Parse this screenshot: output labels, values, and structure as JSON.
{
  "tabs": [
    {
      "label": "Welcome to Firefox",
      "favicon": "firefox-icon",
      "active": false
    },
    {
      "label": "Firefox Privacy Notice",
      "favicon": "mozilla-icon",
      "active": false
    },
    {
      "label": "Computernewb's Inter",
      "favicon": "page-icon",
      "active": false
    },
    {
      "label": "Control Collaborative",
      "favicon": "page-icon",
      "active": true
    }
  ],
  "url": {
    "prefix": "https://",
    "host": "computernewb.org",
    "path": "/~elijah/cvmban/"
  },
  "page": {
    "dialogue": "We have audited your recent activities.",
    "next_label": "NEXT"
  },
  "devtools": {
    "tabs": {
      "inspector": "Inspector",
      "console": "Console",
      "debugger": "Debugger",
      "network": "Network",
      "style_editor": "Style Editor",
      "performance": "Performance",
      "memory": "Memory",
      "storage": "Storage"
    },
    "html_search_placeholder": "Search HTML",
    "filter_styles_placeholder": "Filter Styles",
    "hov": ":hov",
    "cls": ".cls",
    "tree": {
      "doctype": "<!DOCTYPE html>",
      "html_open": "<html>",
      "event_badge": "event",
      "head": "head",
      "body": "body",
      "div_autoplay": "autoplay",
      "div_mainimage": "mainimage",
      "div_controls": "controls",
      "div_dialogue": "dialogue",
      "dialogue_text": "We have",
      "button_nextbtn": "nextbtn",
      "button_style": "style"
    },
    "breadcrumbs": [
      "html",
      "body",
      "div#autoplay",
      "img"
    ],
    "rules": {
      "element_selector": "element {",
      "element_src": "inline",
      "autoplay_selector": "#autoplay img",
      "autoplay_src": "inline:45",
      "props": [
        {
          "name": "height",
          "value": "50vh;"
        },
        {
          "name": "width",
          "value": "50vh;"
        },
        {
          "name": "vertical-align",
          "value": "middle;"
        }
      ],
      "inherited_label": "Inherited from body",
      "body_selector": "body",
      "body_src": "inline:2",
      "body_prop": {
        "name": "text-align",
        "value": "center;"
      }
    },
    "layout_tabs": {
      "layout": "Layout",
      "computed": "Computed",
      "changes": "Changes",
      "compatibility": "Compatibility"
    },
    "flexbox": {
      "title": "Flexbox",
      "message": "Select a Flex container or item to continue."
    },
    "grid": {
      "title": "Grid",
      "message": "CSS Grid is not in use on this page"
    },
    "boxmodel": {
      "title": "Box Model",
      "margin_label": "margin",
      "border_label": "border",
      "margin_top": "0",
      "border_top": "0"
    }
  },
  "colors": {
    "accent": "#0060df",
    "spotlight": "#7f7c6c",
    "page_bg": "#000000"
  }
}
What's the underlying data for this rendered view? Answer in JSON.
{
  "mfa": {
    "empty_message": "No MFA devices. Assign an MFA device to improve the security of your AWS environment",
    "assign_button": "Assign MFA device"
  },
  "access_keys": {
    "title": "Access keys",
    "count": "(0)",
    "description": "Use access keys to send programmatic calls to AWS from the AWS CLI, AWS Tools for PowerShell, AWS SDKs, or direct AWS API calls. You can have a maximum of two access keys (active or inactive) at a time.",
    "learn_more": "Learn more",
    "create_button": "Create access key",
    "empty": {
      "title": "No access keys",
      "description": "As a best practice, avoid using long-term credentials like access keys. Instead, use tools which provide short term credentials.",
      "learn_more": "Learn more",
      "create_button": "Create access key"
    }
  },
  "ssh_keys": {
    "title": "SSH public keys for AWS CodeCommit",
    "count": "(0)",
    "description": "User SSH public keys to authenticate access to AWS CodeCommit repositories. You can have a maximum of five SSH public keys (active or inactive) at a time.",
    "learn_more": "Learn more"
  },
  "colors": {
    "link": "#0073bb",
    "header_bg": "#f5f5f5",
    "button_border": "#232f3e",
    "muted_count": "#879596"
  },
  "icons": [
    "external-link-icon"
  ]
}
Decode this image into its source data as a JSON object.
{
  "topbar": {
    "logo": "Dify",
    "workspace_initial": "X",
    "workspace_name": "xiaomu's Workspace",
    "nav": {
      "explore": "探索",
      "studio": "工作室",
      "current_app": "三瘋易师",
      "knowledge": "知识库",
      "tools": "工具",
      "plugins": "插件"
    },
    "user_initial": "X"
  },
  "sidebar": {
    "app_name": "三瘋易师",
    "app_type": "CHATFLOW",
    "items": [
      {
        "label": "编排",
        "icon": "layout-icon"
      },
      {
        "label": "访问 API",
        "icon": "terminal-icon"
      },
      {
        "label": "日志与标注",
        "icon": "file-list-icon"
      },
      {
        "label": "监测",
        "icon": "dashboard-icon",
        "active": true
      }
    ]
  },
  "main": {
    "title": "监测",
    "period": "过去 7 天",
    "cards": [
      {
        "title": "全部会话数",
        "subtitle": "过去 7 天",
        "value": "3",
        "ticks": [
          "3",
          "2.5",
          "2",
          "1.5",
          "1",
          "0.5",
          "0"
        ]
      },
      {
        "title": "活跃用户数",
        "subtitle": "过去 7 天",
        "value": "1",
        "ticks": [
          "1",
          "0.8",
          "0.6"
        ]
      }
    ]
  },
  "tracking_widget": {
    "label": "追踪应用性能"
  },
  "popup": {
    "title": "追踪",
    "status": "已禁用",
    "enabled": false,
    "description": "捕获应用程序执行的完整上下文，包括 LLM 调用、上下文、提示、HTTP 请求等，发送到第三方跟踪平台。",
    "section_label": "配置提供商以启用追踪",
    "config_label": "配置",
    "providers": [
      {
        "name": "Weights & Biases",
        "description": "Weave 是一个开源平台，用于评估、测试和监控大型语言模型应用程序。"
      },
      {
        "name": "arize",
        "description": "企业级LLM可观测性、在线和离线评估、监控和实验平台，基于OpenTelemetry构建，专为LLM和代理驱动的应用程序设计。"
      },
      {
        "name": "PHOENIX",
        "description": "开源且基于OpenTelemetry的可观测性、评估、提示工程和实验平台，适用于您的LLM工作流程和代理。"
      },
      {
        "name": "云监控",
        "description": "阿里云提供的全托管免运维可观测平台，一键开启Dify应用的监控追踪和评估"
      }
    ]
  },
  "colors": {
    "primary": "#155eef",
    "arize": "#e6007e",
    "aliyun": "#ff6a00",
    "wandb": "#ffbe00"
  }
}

----

### EXERCISE
Output exactly the lines from the one containing "Decode this image" through the last line of the entries, both ends included.

### THE OUTPUT
Decode this image into its source data as a JSON object.
{
  "topbar": {
    "logo": "Dify",
    "workspace_initial": "X",
    "workspace_name": "xiaomu's Workspace",
    "nav": {
      "explore": "探索",
      "studio": "工作室",
      "current_app": "三瘋易师",
      "knowledge": "知识库",
      "tools": "工具",
      "plugins": "插件"
    },
    "user_initial": "X"
  },
  "sidebar": {
    "app_name": "三瘋易师",
    "app_type": "CHATFLOW",
    "items": [
      {
        "label": "编排",
        "icon": "layout-icon"
      },
      {
        "label": "访问 API",
        "icon": "terminal-icon"
      },
      {
        "label": "日志与标注",
        "icon": "file-list-icon"
      },
      {
        "label": "监测",
        "icon": "dashboard-icon",
        "active": true
      }
    ]
  },
  "main": {
    "title": "监测",
    "period": "过去 7 天",
    "cards": [
      {
        "title": "全部会话数",
        "subtitle": "过去 7 天",
        "value": "3",
        "ticks": [
          "3",
          "2.5",
          "2",
          "1.5",
          "1",
          "0.5",
          "0"
        ]
      },
      {
        "title": "活跃用户数",
        "subtitle": "过去 7 天",
        "value": "1",
        "ticks": [
          "1",
          "0.8",
          "0.6"
        ]
      }
    ]
  },
  "tracking_widget": {
    "label": "追踪应用性能"
  },
  "popup": {
    "title": "追踪",
    "status": "已禁用",
    "enabled": false,
    "description": "捕获应用程序执行的完整上下文，包括 LLM 调用、上下文、提示、HTTP 请求等，发送到第三方跟踪平台。",
    "section_label": "配置提供商以启用追踪",
    "config_label": "配置",
    "providers": [
      {
        "name": "Weights & Biases",
        "description": "Weave 是一个开源平台，用于评估、测试和监控大型语言模型应用程序。"
      },
      {
        "name": "arize",
        "description": "企业级LLM可观测性、在线和离线评估、监控和实验平台，基于OpenTelemetry构建，专为LLM和代理驱动的应用程序设计。"
      },
      {
        "name": "PHOENIX",
        "description": "开源且基于OpenTelemetry的可观测性、评估、提示工程和实验平台，适用于您的LLM工作流程和代理。"
      },
      {
        "name": "云监控",
        "description": "阿里云提供的全托管免运维可观测平台，一键开启Dify应用的监控追踪和评估"
      }
    ]
  },
  "colors": {
    "primary": "#155eef",
    "arize": "#e6007e",
    "aliyun": "#ff6a00",
    "wandb": "#ffbe00"
  }
}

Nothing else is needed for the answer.